— Directions —
Count, in the entries below, the lines in which "kommun" occurs. Give the number, nothing more.

— Supplied material —

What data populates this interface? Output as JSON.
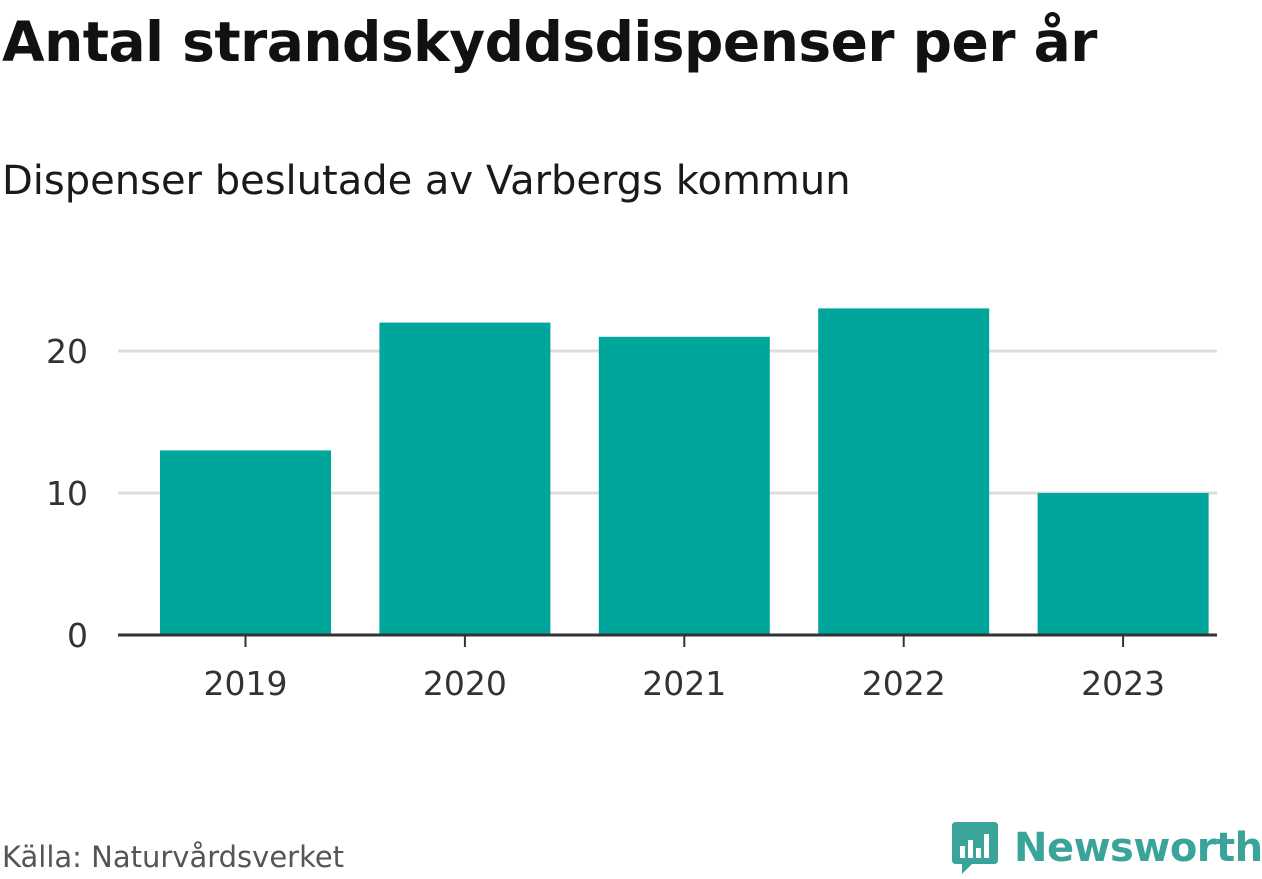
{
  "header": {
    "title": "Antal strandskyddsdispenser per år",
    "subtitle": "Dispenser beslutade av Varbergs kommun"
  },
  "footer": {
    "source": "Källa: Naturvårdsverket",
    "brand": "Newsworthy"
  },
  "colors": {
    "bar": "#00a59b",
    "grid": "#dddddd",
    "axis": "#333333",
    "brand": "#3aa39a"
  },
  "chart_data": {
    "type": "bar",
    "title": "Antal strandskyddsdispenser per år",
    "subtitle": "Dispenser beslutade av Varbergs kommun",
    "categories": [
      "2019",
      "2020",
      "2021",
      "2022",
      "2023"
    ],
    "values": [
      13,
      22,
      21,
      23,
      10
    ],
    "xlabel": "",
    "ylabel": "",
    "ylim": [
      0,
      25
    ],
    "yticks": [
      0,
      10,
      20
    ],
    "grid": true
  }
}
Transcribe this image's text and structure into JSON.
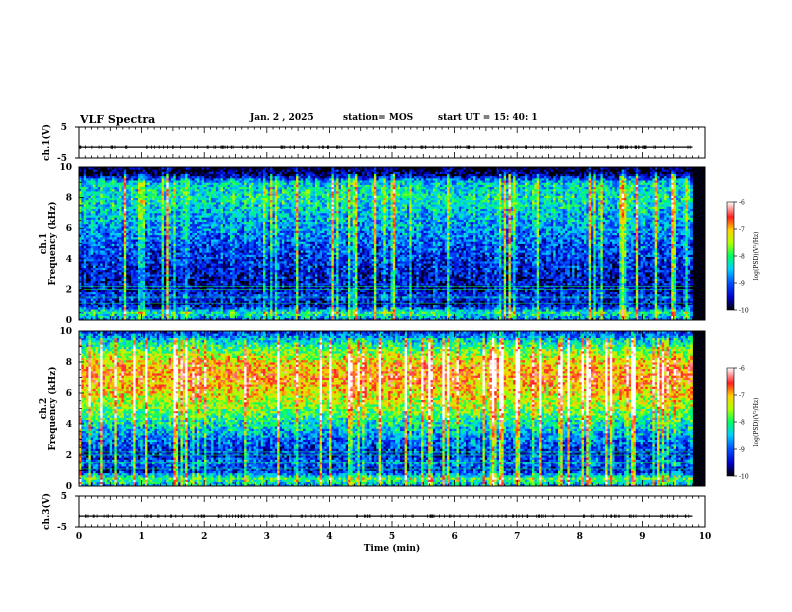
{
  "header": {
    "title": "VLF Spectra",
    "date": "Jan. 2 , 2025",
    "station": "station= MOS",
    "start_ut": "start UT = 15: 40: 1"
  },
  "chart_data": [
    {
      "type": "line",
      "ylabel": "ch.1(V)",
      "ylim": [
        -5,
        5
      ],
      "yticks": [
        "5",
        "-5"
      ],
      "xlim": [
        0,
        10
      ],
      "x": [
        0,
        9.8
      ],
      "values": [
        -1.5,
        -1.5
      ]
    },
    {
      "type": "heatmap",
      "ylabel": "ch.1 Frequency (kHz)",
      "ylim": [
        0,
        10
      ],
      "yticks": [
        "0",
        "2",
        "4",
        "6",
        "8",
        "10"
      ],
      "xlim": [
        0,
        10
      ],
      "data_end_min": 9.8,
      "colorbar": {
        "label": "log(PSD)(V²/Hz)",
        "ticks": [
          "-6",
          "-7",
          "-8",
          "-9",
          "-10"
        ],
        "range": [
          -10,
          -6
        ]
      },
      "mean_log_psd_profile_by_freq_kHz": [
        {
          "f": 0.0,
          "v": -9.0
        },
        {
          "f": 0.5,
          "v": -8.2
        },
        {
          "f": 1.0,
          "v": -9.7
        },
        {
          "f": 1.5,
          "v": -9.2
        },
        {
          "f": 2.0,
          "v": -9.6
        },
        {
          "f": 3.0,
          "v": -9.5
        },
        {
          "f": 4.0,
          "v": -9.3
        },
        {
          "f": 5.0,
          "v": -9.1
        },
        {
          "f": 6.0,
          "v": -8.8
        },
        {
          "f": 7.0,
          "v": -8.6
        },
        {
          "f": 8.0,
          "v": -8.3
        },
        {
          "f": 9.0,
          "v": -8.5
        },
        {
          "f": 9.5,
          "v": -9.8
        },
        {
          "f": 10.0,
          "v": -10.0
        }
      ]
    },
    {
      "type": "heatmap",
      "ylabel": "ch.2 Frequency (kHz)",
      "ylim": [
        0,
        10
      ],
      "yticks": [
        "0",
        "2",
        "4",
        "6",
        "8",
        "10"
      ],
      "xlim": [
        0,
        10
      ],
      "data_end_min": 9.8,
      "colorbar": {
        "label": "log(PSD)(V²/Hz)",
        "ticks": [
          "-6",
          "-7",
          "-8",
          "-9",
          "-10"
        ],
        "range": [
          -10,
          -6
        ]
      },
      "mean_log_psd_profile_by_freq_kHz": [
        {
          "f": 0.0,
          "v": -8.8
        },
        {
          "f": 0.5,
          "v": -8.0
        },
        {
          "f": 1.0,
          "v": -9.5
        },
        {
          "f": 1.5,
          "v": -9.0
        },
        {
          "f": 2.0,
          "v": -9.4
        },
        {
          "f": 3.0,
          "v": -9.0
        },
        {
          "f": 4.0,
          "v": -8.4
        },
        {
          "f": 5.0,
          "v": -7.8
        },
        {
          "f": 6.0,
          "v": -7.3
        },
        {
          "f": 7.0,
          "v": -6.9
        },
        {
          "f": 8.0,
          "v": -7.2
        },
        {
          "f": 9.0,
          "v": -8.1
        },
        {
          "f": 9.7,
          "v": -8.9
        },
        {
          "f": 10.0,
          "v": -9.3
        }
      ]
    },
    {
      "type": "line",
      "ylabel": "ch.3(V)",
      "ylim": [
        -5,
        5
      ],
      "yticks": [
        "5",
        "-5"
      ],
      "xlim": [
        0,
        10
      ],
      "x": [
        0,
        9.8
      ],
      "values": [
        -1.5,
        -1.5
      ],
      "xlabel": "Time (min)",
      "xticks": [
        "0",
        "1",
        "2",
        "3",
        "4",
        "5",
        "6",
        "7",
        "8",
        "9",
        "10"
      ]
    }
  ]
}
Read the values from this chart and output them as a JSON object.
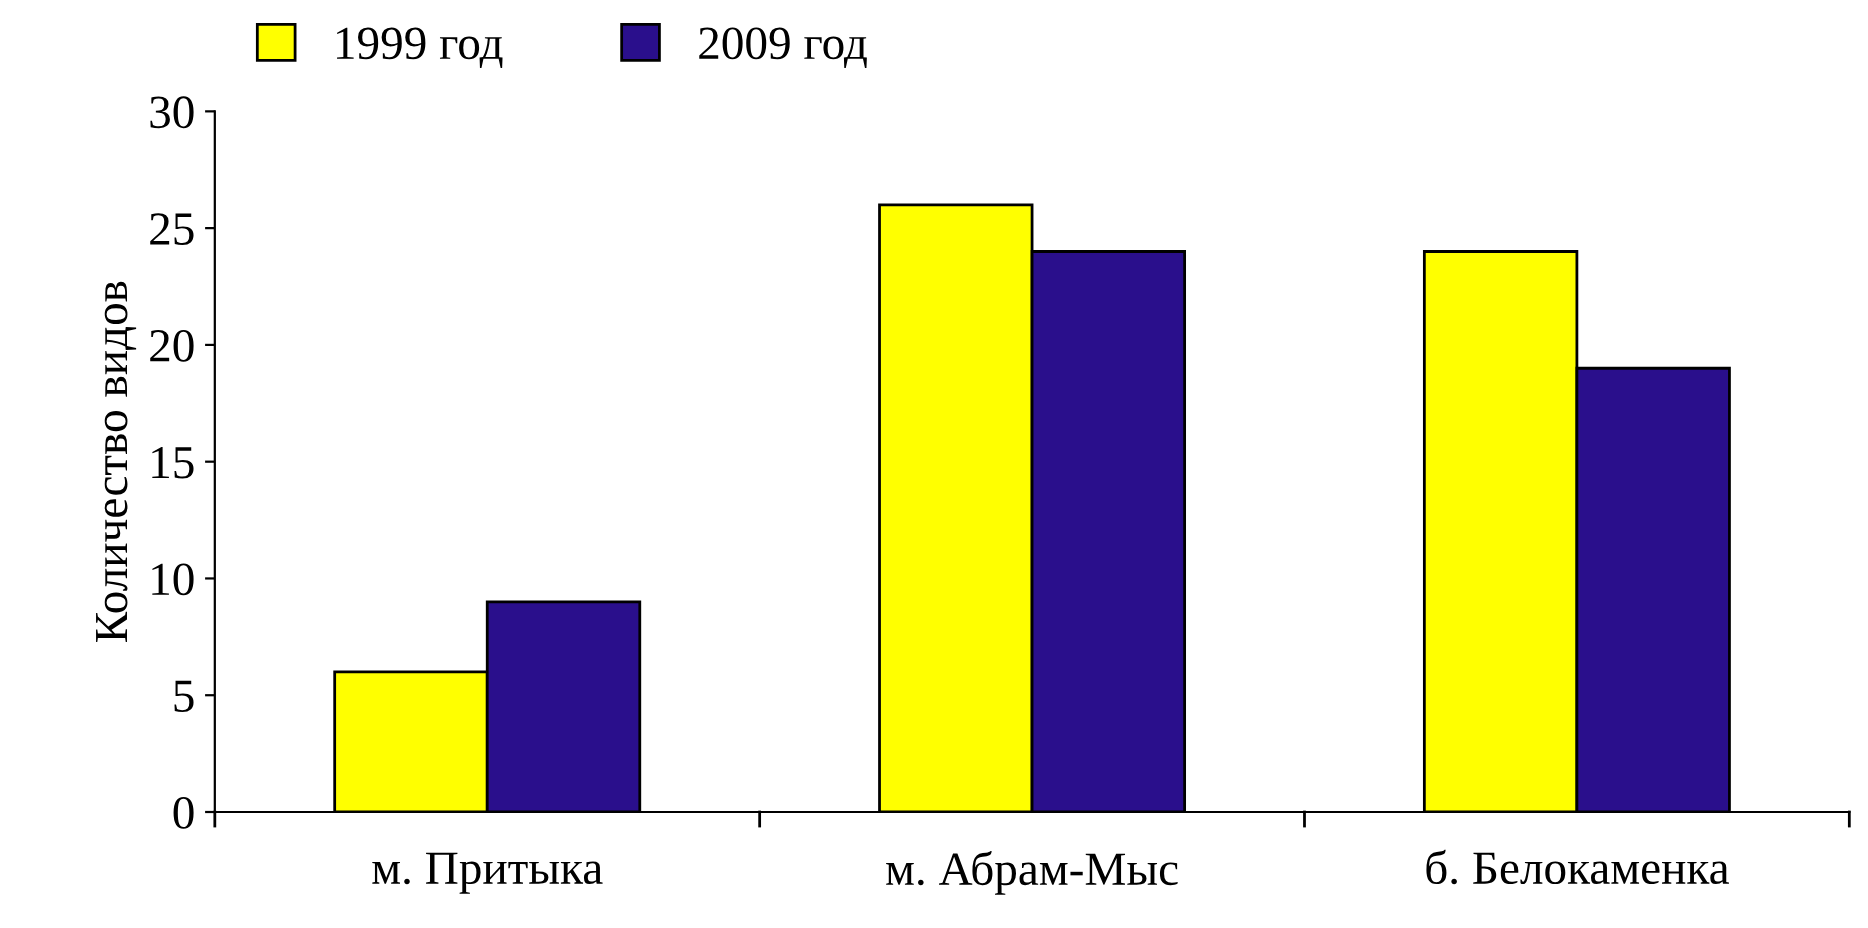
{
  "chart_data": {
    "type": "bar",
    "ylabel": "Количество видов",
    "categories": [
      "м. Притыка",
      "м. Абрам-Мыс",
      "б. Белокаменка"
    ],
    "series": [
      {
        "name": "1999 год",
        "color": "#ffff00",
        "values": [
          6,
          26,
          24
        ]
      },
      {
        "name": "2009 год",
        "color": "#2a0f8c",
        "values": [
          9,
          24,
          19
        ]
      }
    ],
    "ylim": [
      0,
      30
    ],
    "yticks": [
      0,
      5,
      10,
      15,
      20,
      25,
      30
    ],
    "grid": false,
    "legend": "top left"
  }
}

— Full output —
2